MONZA 1983 – CONFIRA OS DETALHES DA MÁQUINA DO TEMPO DO GABRIEL

Escrito por Rogério Nottoli
Oquadro “Lata Velha”, do programa Domingão com Huck, da Rede Globo, estreou sua 20ª temporada com uma restauração marcada pelo equilíbrio e sobriedade, indo além das tradicionais mudanças visuais exageradas. Desta vez, o escolhido foi Gabriel Castro, morador de Indaiatuba (SP), cujo Chevrolet Monza Hatch 1983 passou por uma reforma completa, focada na originalidade e praticidade para o dia a dia.
Para Gabriel, o resultado da transformação trouxe uma sensação especial: ‘De certa forma, o Monza hoje se tornou atemporal. Ele me traz várias lembranças do passado e, ao mesmo tempo, me motiva a ir para o futuro’, afirma, ressaltando o profundo vínculo emocional com o veículo da Chevrolet.
A oficina Rusty Barn, sob a coordenação do preparador Bigo Berge, foi responsável pela reforma cuidadosa no veículo. O motor original 1.6 recebeu um turbo compressor, uma atualização mecânica que simboliza o novo momento vivido pelo proprietário: “Minha fé hoje é o meu kit turbo para rodar nessa estrada que é a vida”, ressalta Gabriel Castro.
Mais do que transporte, o Monza representou um apoio fundamental em momentos críticos da vida familiar. “Foi um carro que supriu necessidades, levando minha esposa e filho à escola e ao hospital quando mais precisávamos. Já transportou mobília da nossa casa e até rebocava carros dos amigos”, relembra Gabriel Castro, destacando o caráter valente do Monza 83.

----------------

> INSTRUÇÕES:
• 1. Reproduza o trecho da matéria sobre o Monza 1983 que começa nas palavras “A oficina Rusty” e termina após “ressalta Gabriel Castro.”.
• 2. Traduza para o inglês a seguinte frase da matéria sobre o Monza 1983: “A oficina Rusty Barn, sob a coordenação do preparador Bigo Berge, foi responsável pela reforma cuidadosa no veículo.”

> LINHAS EXIBIDAS:

----------------

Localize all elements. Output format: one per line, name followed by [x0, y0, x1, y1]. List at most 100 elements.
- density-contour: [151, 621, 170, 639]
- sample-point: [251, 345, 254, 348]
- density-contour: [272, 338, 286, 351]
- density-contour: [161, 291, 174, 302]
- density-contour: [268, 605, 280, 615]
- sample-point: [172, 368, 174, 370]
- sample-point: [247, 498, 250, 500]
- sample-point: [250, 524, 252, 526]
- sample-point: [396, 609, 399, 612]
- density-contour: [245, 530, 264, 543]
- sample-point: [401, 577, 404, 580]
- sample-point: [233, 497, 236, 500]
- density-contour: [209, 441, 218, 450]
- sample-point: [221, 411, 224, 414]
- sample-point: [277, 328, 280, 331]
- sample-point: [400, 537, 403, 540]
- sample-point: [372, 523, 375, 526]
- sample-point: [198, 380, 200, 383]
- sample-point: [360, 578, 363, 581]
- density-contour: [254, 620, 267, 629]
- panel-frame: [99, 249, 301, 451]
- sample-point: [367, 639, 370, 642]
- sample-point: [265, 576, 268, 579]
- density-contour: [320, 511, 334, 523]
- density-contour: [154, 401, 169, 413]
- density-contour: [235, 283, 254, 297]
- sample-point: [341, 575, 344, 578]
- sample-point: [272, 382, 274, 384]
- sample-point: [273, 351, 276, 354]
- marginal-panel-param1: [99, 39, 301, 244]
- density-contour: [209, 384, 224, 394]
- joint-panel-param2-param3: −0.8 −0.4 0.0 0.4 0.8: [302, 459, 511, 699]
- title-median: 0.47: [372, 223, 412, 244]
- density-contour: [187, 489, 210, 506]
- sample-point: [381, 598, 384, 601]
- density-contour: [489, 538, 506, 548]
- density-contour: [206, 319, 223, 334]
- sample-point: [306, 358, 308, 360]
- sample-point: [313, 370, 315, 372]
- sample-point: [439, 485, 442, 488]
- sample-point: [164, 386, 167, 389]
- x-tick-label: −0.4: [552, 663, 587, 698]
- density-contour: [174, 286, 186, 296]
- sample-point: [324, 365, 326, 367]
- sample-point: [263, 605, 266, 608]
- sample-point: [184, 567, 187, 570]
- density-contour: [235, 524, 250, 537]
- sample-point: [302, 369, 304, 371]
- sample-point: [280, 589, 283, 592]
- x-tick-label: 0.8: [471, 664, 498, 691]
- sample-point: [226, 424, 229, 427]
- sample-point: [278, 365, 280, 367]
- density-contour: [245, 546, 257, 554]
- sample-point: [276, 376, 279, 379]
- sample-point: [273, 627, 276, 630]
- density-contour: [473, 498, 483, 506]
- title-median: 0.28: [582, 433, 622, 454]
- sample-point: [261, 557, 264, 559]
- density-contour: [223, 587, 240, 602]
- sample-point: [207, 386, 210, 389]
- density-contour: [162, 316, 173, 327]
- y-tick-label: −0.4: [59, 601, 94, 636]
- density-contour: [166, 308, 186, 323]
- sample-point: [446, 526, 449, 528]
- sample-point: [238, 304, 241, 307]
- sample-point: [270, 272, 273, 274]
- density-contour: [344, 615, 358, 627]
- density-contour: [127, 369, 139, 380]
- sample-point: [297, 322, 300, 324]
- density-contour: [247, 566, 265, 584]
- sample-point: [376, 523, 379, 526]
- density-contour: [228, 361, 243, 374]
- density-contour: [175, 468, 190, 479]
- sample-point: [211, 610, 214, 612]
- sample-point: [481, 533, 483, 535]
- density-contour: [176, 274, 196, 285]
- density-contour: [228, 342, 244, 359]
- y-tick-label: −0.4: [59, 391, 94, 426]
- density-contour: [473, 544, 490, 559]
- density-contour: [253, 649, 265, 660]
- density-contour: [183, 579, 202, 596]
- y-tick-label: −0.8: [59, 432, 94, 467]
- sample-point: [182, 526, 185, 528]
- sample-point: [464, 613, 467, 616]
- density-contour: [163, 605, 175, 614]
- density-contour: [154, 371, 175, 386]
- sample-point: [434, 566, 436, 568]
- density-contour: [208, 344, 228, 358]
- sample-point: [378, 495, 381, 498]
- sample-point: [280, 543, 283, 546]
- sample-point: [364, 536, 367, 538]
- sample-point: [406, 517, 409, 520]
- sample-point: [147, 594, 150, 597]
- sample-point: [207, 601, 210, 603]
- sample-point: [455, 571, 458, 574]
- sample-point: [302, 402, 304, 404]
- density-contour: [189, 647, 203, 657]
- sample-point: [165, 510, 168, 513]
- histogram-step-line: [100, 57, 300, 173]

----------------

> PROBLEMAS RESOLVIDOS:
• 1.
A oficina Rusty Barn, sob a coordenação do preparador Bigo Berge, foi responsável pela reforma cuidadosa no veículo. O motor original 1.6 recebeu um turbo compressor, uma atualização mecânica que simboliza o novo momento vivido pelo proprietário: “Minha fé hoje é o meu kit turbo para rodar nessa estrada que é a vida”, ressalta Gabriel Castro.

• 2. The Rusty Barn workshop, under the coordination of tuner Bigo Berge, was responsible for the careful overhaul of the vehicle.